*Set exercise:*
Convert the lines below into a numbered list, starting at the line that contains "345, 80, 358]" and ending at the line that contains "118, 49, 130]", and leave out any blank lines.

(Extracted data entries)
──────────

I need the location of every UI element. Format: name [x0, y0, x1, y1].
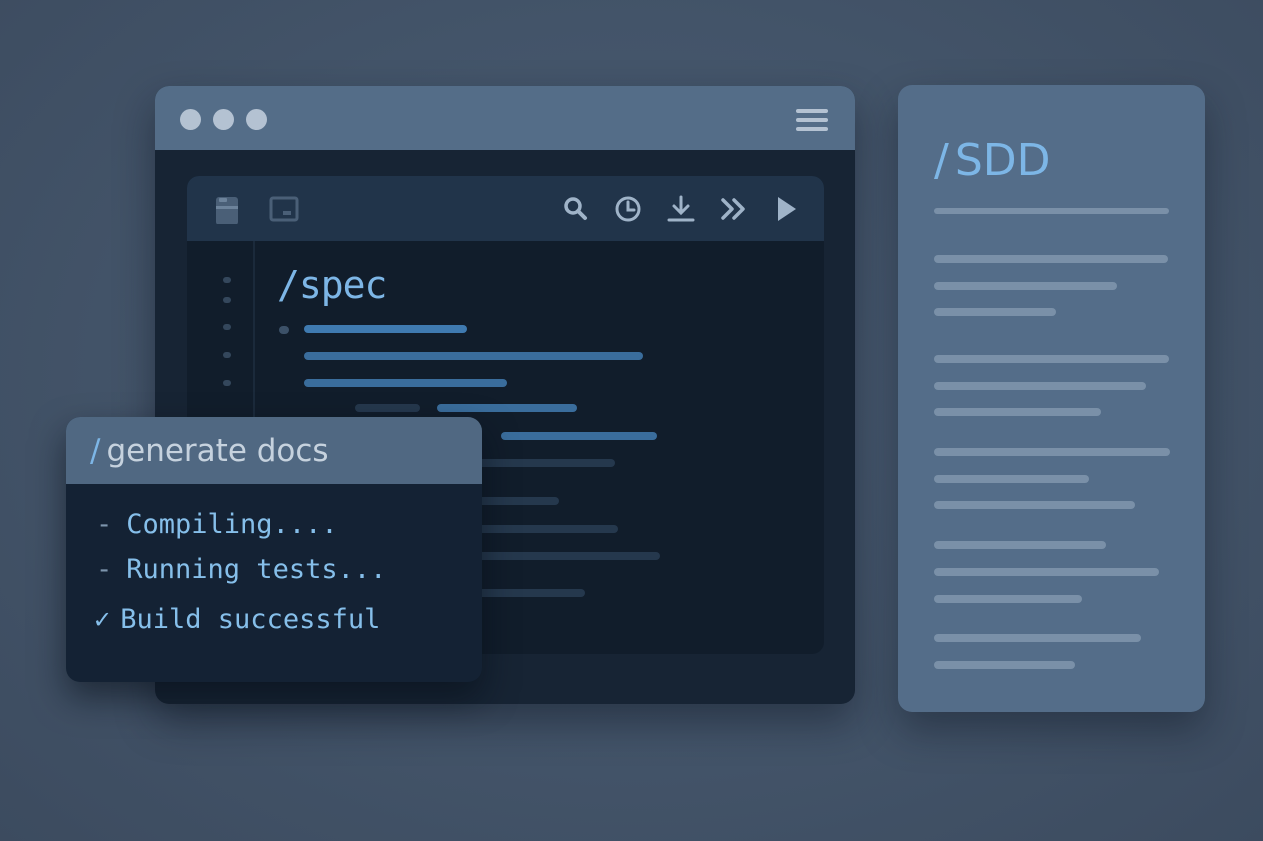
window-titlebar	[155, 86, 855, 150]
document-title: / SDD	[934, 135, 1051, 186]
play-icon[interactable]	[772, 194, 802, 224]
hamburger-menu-icon[interactable]	[796, 109, 828, 131]
checkmark-icon: ✓	[94, 604, 111, 635]
download-icon[interactable]	[666, 194, 696, 224]
document-line	[934, 382, 1146, 390]
fast-forward-icon[interactable]	[719, 194, 749, 224]
editor-toolbar	[187, 176, 824, 241]
code-line	[477, 459, 615, 467]
document-line	[934, 208, 1169, 214]
search-icon[interactable]	[561, 194, 591, 224]
terminal-line: ✓ Build successful	[94, 604, 381, 635]
document-line	[934, 408, 1101, 416]
code-line	[304, 325, 467, 333]
slash-glyph: /	[90, 433, 101, 469]
code-line	[477, 525, 618, 533]
code-line	[477, 497, 559, 505]
document-line	[934, 448, 1170, 456]
document-line	[934, 501, 1135, 509]
document-line	[934, 355, 1169, 363]
code-line	[279, 326, 289, 334]
clock-icon[interactable]	[613, 194, 643, 224]
document-title-text: SDD	[954, 135, 1051, 186]
terminal-title: / generate docs	[90, 433, 329, 469]
terminal-title-text: generate docs	[106, 433, 329, 469]
code-line	[304, 352, 643, 360]
document-line	[934, 255, 1168, 263]
document-line	[934, 595, 1082, 603]
minimize-dot-icon[interactable]	[213, 109, 234, 130]
code-line	[355, 404, 420, 412]
terminal-line: - Compiling....	[96, 509, 338, 540]
document-line	[934, 568, 1159, 576]
document-line	[934, 661, 1075, 669]
dash-icon: -	[96, 554, 113, 585]
document-line	[934, 475, 1089, 483]
document-line	[934, 282, 1117, 290]
close-dot-icon[interactable]	[180, 109, 201, 130]
code-line	[477, 589, 585, 597]
terminal-line: - Running tests...	[96, 554, 387, 585]
slash-glyph: /	[934, 135, 949, 186]
code-line	[501, 432, 657, 440]
document-panel: / SDD	[898, 85, 1205, 712]
document-line	[934, 308, 1056, 316]
panel-icon[interactable]	[269, 194, 299, 224]
file-icon[interactable]	[213, 194, 243, 225]
document-line	[934, 541, 1106, 549]
code-line	[477, 552, 660, 560]
maximize-dot-icon[interactable]	[246, 109, 267, 130]
code-line	[304, 379, 507, 387]
code-line	[437, 404, 577, 412]
terminal-panel: / generate docs - Compiling.... - Running t…	[66, 417, 482, 682]
file-title: /spec	[277, 263, 387, 307]
dash-icon: -	[96, 509, 113, 540]
document-line	[934, 634, 1141, 642]
terminal-header: / generate docs	[66, 417, 482, 484]
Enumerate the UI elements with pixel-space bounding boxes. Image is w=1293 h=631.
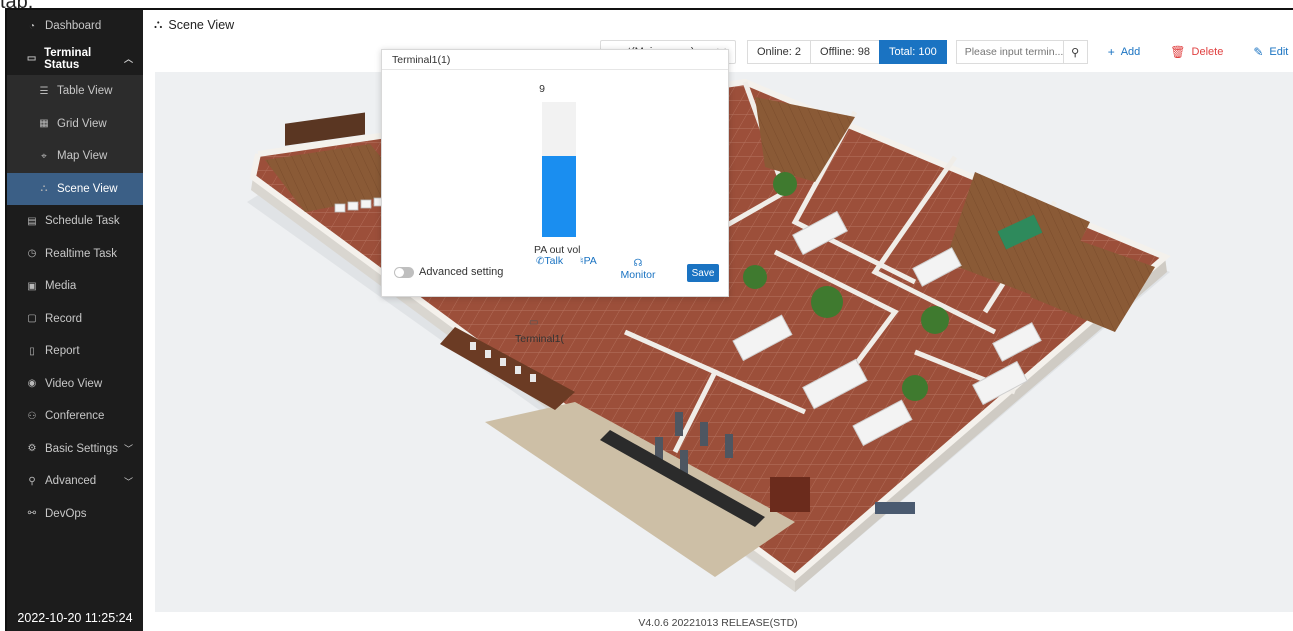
sidebar-item-label: Report	[45, 345, 80, 358]
pa-button[interactable]: ♮PA	[580, 255, 597, 267]
page-title: ⛬ Scene View	[154, 17, 234, 32]
terminal-popup-title: Terminal1(1)	[382, 50, 728, 70]
sidebar-item-map-view[interactable]: ⌖ Map View	[7, 140, 143, 173]
monitor-icon: ▭	[26, 53, 37, 65]
total-filter[interactable]: Total: 100	[878, 40, 947, 64]
plus-icon: +	[1107, 45, 1115, 59]
scene-icon: ⛬	[40, 183, 48, 195]
advanced-setting-row: Advanced setting	[394, 266, 503, 278]
sidebar-item-devops[interactable]: ⚯ DevOps	[7, 498, 143, 531]
search-box: ⚲	[955, 40, 1088, 64]
volume-slider-fill[interactable]	[542, 156, 576, 237]
settings-icon: ⚙	[27, 443, 37, 455]
users-icon: ⚇	[27, 410, 37, 422]
monitor-label: Monitor	[620, 269, 656, 281]
sidebar-item-schedule-task[interactable]: ▤ Schedule Task	[7, 205, 143, 238]
sidebar-item-basic-settings[interactable]: ⚙ Basic Settings ﹀	[7, 433, 143, 466]
online-filter[interactable]: Online: 2	[747, 40, 812, 64]
media-icon: ▣	[27, 280, 37, 292]
report-icon: ▯	[29, 345, 35, 357]
sidebar-item-conference[interactable]: ⚇ Conference	[7, 400, 143, 433]
advanced-icon: ⚲	[28, 475, 36, 487]
sidebar-item-record[interactable]: ▢ Record	[7, 303, 143, 336]
sidebar-item-label: Grid View	[57, 117, 107, 130]
grid-icon: ▦	[39, 118, 49, 130]
sidebar: ◔ Dashboard ▭ Terminal Status ︿ ☰ Table …	[7, 10, 143, 631]
sidebar-item-label: Scene View	[57, 182, 118, 195]
sidebar-item-label: DevOps	[45, 507, 87, 520]
sidebar-item-report[interactable]: ▯ Report	[7, 335, 143, 368]
sidebar-item-terminal-status[interactable]: ▭ Terminal Status ︿	[7, 43, 143, 76]
pencil-icon: ✎	[1253, 45, 1264, 59]
advanced-setting-label: Advanced setting	[419, 266, 504, 278]
edit-button[interactable]: ✎ Edit	[1253, 45, 1288, 59]
add-button-label: Add	[1120, 46, 1141, 58]
add-button[interactable]: + Add	[1108, 45, 1141, 59]
sidebar-item-label: Conference	[45, 410, 105, 423]
sidebar-item-realtime-task[interactable]: ◷ Realtime Task	[7, 238, 143, 271]
search-input[interactable]	[956, 46, 1063, 58]
sidebar-item-label: Schedule Task	[45, 215, 120, 228]
sidebar-item-label: Realtime Task	[45, 247, 118, 260]
sidebar-item-dashboard[interactable]: ◔ Dashboard	[7, 10, 143, 43]
talk-button[interactable]: ✆Talk	[536, 255, 563, 267]
terminal-status-submenu: ☰ Table View ▦ Grid View ⌖ Map View ⛬ Sc…	[7, 75, 143, 205]
sidebar-item-label: Record	[45, 312, 83, 325]
advanced-setting-toggle[interactable]	[394, 266, 414, 278]
terminal-popup: Terminal1(1) 9 PA out vol Advanced setti…	[381, 49, 729, 297]
version-footer: V4.0.6 20221013 RELEASE(STD)	[638, 617, 798, 629]
headphones-icon: ☊	[633, 258, 643, 269]
sidebar-item-media[interactable]: ▣ Media	[7, 270, 143, 303]
sidebar-item-grid-view[interactable]: ▦ Grid View	[7, 108, 143, 141]
sidebar-item-label: Video View	[45, 377, 103, 390]
status-filter-group: Online: 2 Offline: 98 Total: 100	[747, 40, 947, 64]
sidebar-item-table-view[interactable]: ☰ Table View	[7, 75, 143, 108]
dashboard-icon: ◔	[28, 20, 36, 32]
chevron-down-icon: ﹀	[123, 476, 133, 487]
sidebar-item-label: Dashboard	[45, 20, 102, 33]
delete-button[interactable]: 🗑︎ Delete	[1170, 45, 1223, 59]
devops-icon: ⚯	[27, 508, 37, 520]
volume-slider[interactable]	[542, 102, 576, 237]
delete-button-label: Delete	[1191, 46, 1224, 58]
calendar-icon: ▤	[27, 215, 37, 227]
sidebar-item-label: Advanced	[45, 475, 97, 488]
sidebar-item-video-view[interactable]: ◉ Video View	[7, 368, 143, 401]
clock-icon: ◷	[27, 248, 37, 260]
video-icon: ◉	[27, 378, 37, 390]
offline-filter[interactable]: Offline: 98	[810, 40, 880, 64]
chevron-up-icon: ︿	[123, 54, 133, 65]
main-content: ⛬ Scene View root(Main scene) ﹀ Online: …	[143, 10, 1293, 631]
edit-button-label: Edit	[1269, 46, 1289, 58]
talk-label: Talk	[544, 255, 564, 267]
sidebar-item-advanced[interactable]: ⚲ Advanced ﹀	[7, 465, 143, 498]
file-icon: ▢	[27, 313, 37, 325]
chevron-down-icon: ﹀	[123, 444, 133, 455]
trash-icon: 🗑︎	[1170, 45, 1186, 59]
sidebar-item-label: Basic Settings	[45, 442, 118, 455]
system-clock: 2022-10-20 11:25:24	[7, 605, 143, 631]
sidebar-item-scene-view[interactable]: ⛬ Scene View	[7, 172, 143, 205]
scene-icon: ⛬	[154, 17, 163, 31]
pa-label: PA	[583, 255, 597, 267]
page-title-text: Scene View	[168, 17, 235, 32]
sidebar-item-label: Table View	[57, 85, 113, 98]
search-icon[interactable]: ⚲	[1062, 41, 1087, 63]
sidebar-item-label: Terminal Status	[44, 46, 92, 71]
sidebar-item-label: Media	[45, 280, 77, 293]
sidebar-item-label: Map View	[57, 150, 108, 163]
map-pin-icon: ⌖	[41, 150, 47, 162]
list-icon: ☰	[39, 85, 49, 97]
monitor-button[interactable]: ☊ Monitor	[618, 258, 658, 281]
terminal-marker-icon[interactable]: ▭	[529, 317, 538, 328]
save-button[interactable]: Save	[687, 264, 719, 282]
volume-value: 9	[539, 83, 545, 95]
terminal-marker-label[interactable]: Terminal1(	[515, 333, 564, 345]
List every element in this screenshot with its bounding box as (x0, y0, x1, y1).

──────────

*Problem solution:*
1. sidebar-item-label: Report	[45, 345, 80, 358]
2. pa-button[interactable]: ♮PA	[580, 255, 597, 267]
3. page-title: ⛬ Scene View	[154, 17, 234, 32]
4. terminal-popup-title: Terminal1(1)	[382, 50, 728, 70]
5. sidebar-item-map-view[interactable]: ⌖ Map View	[7, 140, 143, 173]
6. monitor-icon: ▭	[26, 53, 37, 65]
7. total-filter[interactable]: Total: 100	[878, 40, 947, 64]
8. plus-icon: +	[1107, 45, 1115, 59]
9. scene-icon: ⛬	[40, 183, 48, 195]
10. advanced-setting-row: Advanced setting	[394, 266, 503, 278]
11. sidebar-item-devops[interactable]: ⚯ DevOps	[7, 498, 143, 531]
12. search-box: ⚲	[955, 40, 1088, 64]
13. volume-slider-fill[interactable]	[542, 156, 576, 237]
14. settings-icon: ⚙	[27, 443, 37, 455]
15. users-icon: ⚇	[27, 410, 37, 422]
16. monitor-label: Monitor	[620, 269, 656, 281]
17. sidebar-item-schedule-task[interactable]: ▤ Schedule Task	[7, 205, 143, 238]
18. sidebar-item-basic-settings[interactable]: ⚙ Basic Settings ﹀	[7, 433, 143, 466]
19. online-filter[interactable]: Online: 2	[747, 40, 812, 64]
20. media-icon: ▣	[27, 280, 37, 292]
21. report-icon: ▯	[29, 345, 35, 357]
22. sidebar-item-conference[interactable]: ⚇ Conference	[7, 400, 143, 433]
23. advanced-icon: ⚲	[28, 475, 36, 487]
24. sidebar-item-record[interactable]: ▢ Record	[7, 303, 143, 336]
25. sidebar-item-label: Grid View	[57, 117, 107, 130]
26. grid-icon: ▦	[39, 118, 49, 130]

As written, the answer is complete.